• Exercise details:
Gather all lines in the data that hold the string "может".
# start of Available records
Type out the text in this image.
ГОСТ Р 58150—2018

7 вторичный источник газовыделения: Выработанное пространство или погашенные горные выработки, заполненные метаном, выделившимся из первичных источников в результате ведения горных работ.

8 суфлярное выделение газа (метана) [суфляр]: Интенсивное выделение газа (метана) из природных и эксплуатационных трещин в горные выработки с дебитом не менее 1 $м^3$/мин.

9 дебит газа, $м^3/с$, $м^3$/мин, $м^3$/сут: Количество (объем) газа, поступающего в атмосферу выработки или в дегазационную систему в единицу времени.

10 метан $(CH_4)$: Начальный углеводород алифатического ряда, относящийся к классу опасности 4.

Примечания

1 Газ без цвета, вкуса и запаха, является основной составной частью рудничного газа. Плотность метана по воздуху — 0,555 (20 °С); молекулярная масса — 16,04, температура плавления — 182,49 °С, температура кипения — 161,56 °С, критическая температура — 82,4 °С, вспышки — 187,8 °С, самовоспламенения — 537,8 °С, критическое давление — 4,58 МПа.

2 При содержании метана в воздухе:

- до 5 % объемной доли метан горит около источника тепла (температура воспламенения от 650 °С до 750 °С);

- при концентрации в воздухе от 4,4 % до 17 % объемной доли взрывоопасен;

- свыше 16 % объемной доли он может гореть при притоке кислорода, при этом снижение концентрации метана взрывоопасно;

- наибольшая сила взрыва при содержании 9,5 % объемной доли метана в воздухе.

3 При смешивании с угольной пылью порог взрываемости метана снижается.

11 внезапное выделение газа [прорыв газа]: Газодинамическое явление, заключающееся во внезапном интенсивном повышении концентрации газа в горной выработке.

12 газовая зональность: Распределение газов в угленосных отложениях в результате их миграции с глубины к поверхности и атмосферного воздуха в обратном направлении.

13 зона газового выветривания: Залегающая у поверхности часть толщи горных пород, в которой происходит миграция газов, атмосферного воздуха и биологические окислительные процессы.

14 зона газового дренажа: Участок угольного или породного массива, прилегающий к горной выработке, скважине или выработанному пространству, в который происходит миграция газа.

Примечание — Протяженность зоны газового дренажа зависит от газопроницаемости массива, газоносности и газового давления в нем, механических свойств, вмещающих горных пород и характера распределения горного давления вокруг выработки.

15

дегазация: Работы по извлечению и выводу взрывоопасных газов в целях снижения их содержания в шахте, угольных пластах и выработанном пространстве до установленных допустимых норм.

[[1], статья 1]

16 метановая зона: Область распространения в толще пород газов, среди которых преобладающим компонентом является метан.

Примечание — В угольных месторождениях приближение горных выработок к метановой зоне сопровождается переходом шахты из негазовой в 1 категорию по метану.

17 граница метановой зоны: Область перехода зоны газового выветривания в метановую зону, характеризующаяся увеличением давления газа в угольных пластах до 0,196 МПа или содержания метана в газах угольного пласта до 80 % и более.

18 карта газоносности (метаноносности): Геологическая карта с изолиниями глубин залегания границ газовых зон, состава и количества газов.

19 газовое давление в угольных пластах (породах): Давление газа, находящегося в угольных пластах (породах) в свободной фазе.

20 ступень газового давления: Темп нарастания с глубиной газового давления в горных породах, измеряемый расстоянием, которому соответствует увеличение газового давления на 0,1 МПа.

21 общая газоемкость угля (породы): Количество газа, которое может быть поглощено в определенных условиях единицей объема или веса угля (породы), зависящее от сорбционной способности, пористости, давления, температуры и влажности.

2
# end of Available records
• Correct result:
- свыше 16 % объемной доли он может гореть при притоке кислорода, при этом снижение концентрации метана взрывоопасно;
21 общая газоемкость угля (породы): Количество газа, которое может быть поглощено в определенных условиях единицей объема или веса угля (породы), зависящее от сорбционной способности, пористости, давления, температуры и влажности.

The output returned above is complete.